Swap "delete-link" for "remove-link" and give everything from the start of the records down to the line containing "page-select[interactable]: 1/1: [2355, 1382, 2401, 1408]", with all else unchanged.
** begin Dataset rows **
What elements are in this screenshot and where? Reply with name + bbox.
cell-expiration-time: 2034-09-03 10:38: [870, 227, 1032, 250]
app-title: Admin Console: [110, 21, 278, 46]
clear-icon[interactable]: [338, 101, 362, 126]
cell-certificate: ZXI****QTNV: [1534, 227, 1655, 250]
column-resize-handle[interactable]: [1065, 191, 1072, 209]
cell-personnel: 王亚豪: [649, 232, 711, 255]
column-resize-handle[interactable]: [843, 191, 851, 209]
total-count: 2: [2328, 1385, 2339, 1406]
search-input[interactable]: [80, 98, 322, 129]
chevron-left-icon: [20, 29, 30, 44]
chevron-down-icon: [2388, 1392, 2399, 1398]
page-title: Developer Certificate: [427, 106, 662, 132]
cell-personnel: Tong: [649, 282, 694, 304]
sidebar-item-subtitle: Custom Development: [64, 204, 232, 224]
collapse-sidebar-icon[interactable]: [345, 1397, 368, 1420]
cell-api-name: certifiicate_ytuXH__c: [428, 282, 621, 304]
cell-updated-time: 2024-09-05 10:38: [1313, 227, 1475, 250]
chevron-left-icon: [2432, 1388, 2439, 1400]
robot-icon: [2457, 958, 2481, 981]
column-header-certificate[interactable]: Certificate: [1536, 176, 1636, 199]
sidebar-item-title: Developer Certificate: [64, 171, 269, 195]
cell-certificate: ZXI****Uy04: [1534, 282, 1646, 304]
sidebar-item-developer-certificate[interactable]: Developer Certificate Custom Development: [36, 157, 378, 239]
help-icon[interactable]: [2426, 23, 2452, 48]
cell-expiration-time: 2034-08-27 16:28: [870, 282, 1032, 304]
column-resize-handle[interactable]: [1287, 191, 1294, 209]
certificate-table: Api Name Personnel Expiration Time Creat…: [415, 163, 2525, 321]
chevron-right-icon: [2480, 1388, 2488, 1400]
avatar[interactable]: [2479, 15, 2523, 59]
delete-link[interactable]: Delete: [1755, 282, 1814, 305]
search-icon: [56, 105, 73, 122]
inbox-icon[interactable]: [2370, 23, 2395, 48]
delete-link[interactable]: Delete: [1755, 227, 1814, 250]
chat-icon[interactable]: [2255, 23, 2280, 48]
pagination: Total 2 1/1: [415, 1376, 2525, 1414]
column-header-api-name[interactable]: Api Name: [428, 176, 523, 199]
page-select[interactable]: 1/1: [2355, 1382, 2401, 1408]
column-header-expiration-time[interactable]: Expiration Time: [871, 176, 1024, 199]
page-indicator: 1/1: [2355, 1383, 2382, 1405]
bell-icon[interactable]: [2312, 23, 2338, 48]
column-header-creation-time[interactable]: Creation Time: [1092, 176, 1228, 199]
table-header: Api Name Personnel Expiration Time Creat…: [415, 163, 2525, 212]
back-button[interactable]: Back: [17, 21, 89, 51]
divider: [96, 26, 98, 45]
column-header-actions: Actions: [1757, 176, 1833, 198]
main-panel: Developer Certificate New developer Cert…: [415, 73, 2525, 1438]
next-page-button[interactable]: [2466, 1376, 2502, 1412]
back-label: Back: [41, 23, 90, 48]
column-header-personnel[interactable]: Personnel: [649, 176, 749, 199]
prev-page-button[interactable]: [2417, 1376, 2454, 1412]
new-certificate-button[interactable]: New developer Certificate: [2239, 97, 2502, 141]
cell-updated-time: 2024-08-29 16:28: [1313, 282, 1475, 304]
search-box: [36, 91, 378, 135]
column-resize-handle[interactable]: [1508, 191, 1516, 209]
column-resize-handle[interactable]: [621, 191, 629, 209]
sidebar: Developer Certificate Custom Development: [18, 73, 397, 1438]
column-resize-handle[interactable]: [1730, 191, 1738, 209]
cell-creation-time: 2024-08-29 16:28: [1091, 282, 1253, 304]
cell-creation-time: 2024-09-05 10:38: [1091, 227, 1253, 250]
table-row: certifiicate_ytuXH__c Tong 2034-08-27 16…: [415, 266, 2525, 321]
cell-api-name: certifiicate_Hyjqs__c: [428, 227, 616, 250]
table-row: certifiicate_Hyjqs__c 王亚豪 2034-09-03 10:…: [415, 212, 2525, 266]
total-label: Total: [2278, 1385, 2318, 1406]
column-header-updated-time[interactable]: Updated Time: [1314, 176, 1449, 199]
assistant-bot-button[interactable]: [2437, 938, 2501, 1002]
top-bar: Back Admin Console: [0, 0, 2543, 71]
** end Dataset rows **
- Solution for this exercise:
What elements are in this screenshot and where? Reply with name + bbox.
cell-expiration-time: 2034-09-03 10:38: [870, 227, 1032, 250]
app-title: Admin Console: [110, 21, 278, 46]
clear-icon[interactable]: [338, 101, 362, 126]
cell-certificate: ZXI****QTNV: [1534, 227, 1655, 250]
column-resize-handle[interactable]: [1065, 191, 1072, 209]
cell-personnel: 王亚豪: [649, 232, 711, 255]
column-resize-handle[interactable]: [843, 191, 851, 209]
total-count: 2: [2328, 1385, 2339, 1406]
search-input[interactable]: [80, 98, 322, 129]
chevron-left-icon: [20, 29, 30, 44]
chevron-down-icon: [2388, 1392, 2399, 1398]
page-title: Developer Certificate: [427, 106, 662, 132]
cell-personnel: Tong: [649, 282, 694, 304]
sidebar-item-subtitle: Custom Development: [64, 204, 232, 224]
collapse-sidebar-icon[interactable]: [345, 1397, 368, 1420]
cell-api-name: certifiicate_ytuXH__c: [428, 282, 621, 304]
cell-updated-time: 2024-09-05 10:38: [1313, 227, 1475, 250]
chevron-left-icon: [2432, 1388, 2439, 1400]
robot-icon: [2457, 958, 2481, 981]
column-header-certificate[interactable]: Certificate: [1536, 176, 1636, 199]
sidebar-item-title: Developer Certificate: [64, 171, 269, 195]
cell-certificate: ZXI****Uy04: [1534, 282, 1646, 304]
sidebar-item-developer-certificate[interactable]: Developer Certificate Custom Development: [36, 157, 378, 239]
help-icon[interactable]: [2426, 23, 2452, 48]
cell-expiration-time: 2034-08-27 16:28: [870, 282, 1032, 304]
column-resize-handle[interactable]: [1287, 191, 1294, 209]
certificate-table: Api Name Personnel Expiration Time Creat…: [415, 163, 2525, 321]
chevron-right-icon: [2480, 1388, 2488, 1400]
avatar[interactable]: [2479, 15, 2523, 59]
remove-link[interactable]: Delete: [1755, 282, 1814, 305]
search-icon: [56, 105, 73, 122]
inbox-icon[interactable]: [2370, 23, 2395, 48]
remove-link[interactable]: Delete: [1755, 227, 1814, 250]
chat-icon[interactable]: [2255, 23, 2280, 48]
pagination: Total 2 1/1: [415, 1376, 2525, 1414]
column-header-api-name[interactable]: Api Name: [428, 176, 523, 199]
page-select[interactable]: 1/1: [2355, 1382, 2401, 1408]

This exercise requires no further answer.